#### Exercise prompt
Using the material below, copy every line where "grid" appears.

#### Records provided
— begin —
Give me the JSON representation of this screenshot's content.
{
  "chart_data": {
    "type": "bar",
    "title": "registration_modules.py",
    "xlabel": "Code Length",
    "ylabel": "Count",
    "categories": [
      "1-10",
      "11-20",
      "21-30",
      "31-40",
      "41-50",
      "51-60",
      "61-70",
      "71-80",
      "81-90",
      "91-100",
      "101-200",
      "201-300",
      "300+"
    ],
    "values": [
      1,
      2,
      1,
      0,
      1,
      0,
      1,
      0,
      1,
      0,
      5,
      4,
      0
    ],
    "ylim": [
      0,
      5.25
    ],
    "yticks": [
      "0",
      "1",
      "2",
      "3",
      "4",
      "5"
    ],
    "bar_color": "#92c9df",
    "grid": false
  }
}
— end —
— begin —
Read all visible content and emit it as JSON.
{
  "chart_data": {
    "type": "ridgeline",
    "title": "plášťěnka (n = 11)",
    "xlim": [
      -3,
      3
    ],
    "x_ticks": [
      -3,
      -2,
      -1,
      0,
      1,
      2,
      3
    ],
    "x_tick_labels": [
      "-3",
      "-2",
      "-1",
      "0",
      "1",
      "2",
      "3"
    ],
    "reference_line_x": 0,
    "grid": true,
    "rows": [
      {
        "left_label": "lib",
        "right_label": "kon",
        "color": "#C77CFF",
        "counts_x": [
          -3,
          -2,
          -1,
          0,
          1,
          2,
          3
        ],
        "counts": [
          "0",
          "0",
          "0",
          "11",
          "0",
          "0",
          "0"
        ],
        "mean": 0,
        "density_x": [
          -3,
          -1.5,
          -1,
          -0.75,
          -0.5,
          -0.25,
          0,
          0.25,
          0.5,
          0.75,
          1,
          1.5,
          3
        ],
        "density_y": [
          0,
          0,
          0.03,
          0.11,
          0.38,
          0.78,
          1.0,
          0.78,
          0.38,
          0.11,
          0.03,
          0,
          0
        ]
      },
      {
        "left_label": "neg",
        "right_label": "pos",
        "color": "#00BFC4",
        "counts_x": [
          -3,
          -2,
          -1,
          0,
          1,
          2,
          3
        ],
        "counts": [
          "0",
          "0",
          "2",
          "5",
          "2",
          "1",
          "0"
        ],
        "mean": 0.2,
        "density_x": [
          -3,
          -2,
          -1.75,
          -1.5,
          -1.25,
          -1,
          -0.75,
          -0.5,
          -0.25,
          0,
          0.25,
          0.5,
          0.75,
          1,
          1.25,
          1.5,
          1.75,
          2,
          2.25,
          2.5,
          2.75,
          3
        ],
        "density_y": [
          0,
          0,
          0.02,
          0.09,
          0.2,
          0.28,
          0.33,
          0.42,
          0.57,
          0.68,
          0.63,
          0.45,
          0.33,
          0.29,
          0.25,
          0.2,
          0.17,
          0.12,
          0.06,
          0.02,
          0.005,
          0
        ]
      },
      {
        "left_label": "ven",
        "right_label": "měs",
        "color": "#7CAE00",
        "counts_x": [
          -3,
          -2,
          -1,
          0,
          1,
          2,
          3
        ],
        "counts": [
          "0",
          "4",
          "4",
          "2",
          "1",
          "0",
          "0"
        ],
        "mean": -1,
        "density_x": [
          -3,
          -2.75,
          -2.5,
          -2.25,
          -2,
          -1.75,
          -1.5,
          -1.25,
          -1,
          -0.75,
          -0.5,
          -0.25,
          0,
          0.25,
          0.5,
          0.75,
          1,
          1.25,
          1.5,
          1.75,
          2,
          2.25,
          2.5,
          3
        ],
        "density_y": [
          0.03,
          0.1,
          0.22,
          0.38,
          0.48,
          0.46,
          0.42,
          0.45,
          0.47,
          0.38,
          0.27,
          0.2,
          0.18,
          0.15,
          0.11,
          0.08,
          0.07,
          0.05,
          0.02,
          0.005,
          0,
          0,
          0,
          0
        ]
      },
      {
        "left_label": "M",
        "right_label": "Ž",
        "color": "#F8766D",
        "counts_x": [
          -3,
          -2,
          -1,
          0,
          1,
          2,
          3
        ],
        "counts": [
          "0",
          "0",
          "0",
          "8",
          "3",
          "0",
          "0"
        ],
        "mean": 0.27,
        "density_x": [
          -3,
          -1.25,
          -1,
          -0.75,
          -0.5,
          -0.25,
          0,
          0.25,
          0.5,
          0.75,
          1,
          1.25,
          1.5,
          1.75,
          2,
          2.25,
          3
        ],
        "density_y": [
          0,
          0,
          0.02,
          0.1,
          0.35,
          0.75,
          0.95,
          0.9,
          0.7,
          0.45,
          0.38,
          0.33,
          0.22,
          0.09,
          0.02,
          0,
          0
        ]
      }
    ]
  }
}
— end —
— begin —
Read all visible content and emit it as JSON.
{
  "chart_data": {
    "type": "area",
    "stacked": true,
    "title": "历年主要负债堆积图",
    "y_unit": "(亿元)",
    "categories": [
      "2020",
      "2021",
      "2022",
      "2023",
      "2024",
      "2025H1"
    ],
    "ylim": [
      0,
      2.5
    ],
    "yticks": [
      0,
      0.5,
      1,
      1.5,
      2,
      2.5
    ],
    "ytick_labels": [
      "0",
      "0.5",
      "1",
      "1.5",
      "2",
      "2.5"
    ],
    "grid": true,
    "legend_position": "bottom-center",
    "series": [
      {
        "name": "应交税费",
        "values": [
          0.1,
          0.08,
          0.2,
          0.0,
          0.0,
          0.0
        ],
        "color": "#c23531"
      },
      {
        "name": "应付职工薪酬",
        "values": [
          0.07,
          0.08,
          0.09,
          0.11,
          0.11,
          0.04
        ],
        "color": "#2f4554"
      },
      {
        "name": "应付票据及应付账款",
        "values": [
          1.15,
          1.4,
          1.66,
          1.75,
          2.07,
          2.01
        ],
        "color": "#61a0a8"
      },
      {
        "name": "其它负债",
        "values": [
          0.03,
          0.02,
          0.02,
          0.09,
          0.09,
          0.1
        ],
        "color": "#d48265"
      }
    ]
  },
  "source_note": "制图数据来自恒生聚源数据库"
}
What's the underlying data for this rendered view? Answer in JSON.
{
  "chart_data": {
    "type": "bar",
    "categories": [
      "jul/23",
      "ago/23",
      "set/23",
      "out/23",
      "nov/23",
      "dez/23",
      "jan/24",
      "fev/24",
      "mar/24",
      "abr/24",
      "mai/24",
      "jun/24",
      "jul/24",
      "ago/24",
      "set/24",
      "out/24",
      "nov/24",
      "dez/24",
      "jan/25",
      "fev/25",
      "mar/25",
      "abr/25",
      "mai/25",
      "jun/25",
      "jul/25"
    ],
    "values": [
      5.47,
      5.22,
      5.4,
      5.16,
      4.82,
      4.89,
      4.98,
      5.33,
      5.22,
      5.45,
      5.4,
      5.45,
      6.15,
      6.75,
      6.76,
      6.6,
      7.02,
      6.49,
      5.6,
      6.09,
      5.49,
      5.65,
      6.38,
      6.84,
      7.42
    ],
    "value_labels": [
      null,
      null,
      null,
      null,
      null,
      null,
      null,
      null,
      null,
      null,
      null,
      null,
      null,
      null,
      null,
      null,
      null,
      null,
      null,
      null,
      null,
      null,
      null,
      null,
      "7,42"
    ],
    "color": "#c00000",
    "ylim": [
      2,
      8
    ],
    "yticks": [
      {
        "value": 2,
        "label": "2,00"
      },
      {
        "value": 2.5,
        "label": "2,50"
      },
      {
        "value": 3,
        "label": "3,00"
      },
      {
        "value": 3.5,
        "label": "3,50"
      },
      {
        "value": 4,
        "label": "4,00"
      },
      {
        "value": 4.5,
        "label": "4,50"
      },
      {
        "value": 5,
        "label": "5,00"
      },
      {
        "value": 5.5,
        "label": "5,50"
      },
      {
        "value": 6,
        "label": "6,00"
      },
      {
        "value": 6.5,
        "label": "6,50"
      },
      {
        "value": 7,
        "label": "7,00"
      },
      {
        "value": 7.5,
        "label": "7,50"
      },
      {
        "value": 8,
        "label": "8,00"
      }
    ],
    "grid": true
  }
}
— end —
#### Answer to this task
    "grid": false
    "grid": true,
    "grid": true,
    "grid": true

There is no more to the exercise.